▶ _Short problem_: Drop the images; return everything else in the listing below exactly.

▶ _Information given_:
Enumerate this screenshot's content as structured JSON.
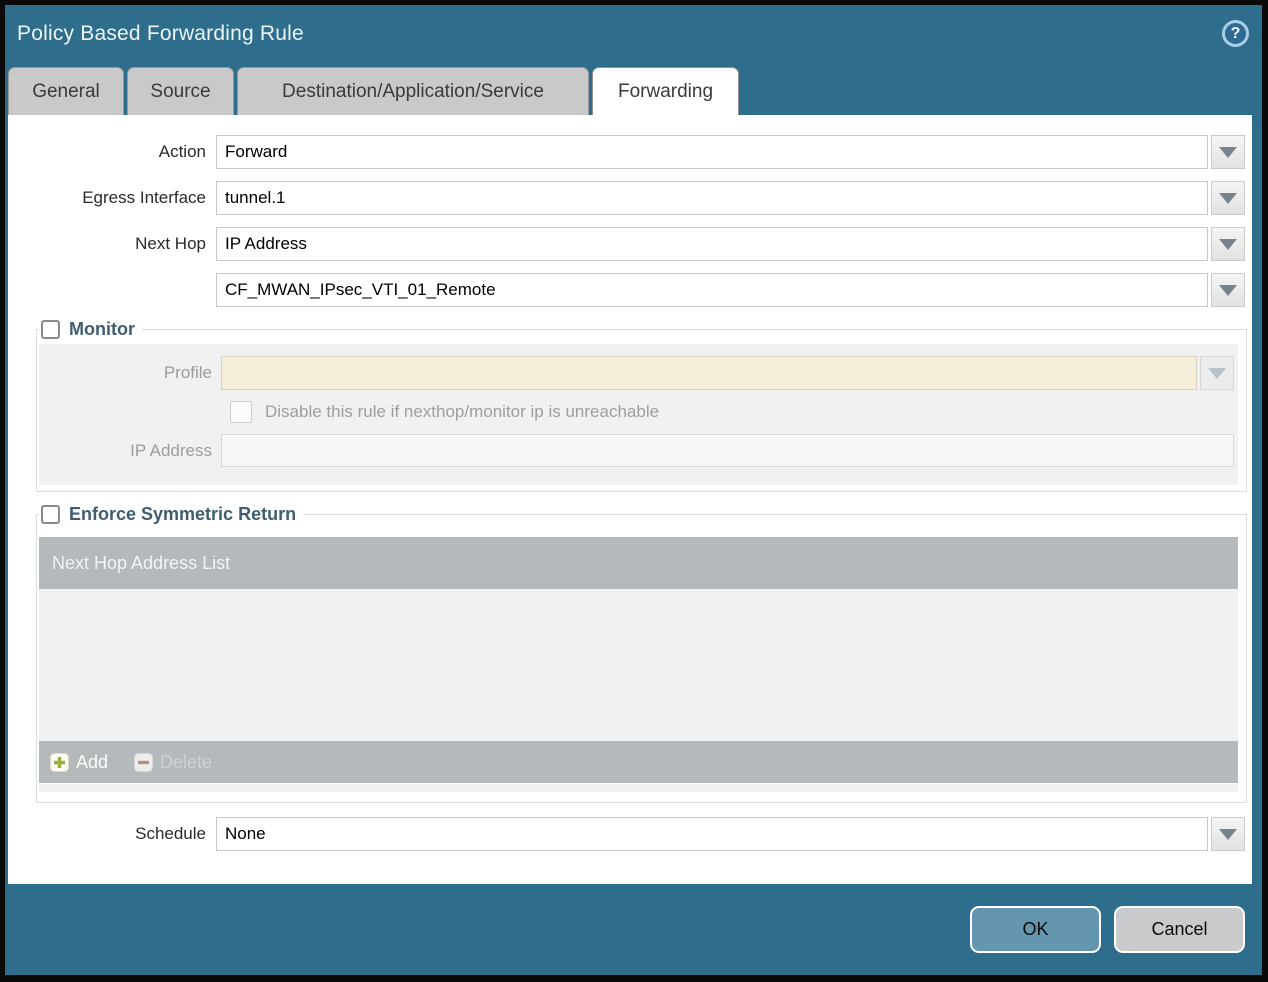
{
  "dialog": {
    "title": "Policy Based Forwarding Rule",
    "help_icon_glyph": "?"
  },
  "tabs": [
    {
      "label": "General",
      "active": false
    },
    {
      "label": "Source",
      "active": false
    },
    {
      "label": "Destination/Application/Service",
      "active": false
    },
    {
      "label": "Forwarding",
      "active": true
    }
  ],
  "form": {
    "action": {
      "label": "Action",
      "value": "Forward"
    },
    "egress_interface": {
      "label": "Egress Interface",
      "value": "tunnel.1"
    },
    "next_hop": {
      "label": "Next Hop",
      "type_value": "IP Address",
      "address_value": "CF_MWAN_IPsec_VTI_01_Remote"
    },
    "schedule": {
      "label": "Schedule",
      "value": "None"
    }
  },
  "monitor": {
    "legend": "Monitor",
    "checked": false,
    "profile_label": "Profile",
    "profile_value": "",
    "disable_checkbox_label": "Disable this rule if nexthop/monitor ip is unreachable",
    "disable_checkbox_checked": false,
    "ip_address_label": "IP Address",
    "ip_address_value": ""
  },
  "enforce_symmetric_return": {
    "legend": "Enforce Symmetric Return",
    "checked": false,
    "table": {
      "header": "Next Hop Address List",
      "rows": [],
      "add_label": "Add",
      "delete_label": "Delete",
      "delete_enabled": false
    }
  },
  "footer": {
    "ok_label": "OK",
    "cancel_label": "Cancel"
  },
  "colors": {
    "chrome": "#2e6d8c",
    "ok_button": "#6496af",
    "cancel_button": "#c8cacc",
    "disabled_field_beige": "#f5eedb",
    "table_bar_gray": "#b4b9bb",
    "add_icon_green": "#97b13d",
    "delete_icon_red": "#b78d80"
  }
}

▶ _Exercise response_:
Enumerate this screenshot's content as structured JSON.
{
  "dialog": {
    "title": "Policy Based Forwarding Rule",
    "help_icon_glyph": "?"
  },
  "tabs": [
    {
      "label": "General",
      "active": false
    },
    {
      "label": "Source",
      "active": false
    },
    {
      "label": "Destination/Application/Service",
      "active": false
    },
    {
      "label": "Forwarding",
      "active": true
    }
  ],
  "form": {
    "action": {
      "label": "Action",
      "value": "Forward"
    },
    "egress_interface": {
      "label": "Egress Interface",
      "value": "tunnel.1"
    },
    "next_hop": {
      "label": "Next Hop",
      "type_value": "IP Address",
      "address_value": "CF_MWAN_IPsec_VTI_01_Remote"
    },
    "schedule": {
      "label": "Schedule",
      "value": "None"
    }
  },
  "monitor": {
    "legend": "Monitor",
    "checked": false,
    "profile_label": "Profile",
    "profile_value": "",
    "disable_checkbox_label": "Disable this rule if nexthop/monitor ip is unreachable",
    "disable_checkbox_checked": false,
    "ip_address_label": "IP Address",
    "ip_address_value": ""
  },
  "enforce_symmetric_return": {
    "legend": "Enforce Symmetric Return",
    "checked": false,
    "table": {
      "header": "Next Hop Address List",
      "rows": [],
      "add_label": "Add",
      "delete_label": "Delete",
      "delete_enabled": false
    }
  },
  "footer": {
    "ok_label": "OK",
    "cancel_label": "Cancel"
  },
  "colors": {
    "chrome": "#2e6d8c",
    "ok_button": "#6496af",
    "cancel_button": "#c8cacc",
    "disabled_field_beige": "#f5eedb",
    "table_bar_gray": "#b4b9bb",
    "add_icon_green": "#97b13d",
    "delete_icon_red": "#b78d80"
  }
}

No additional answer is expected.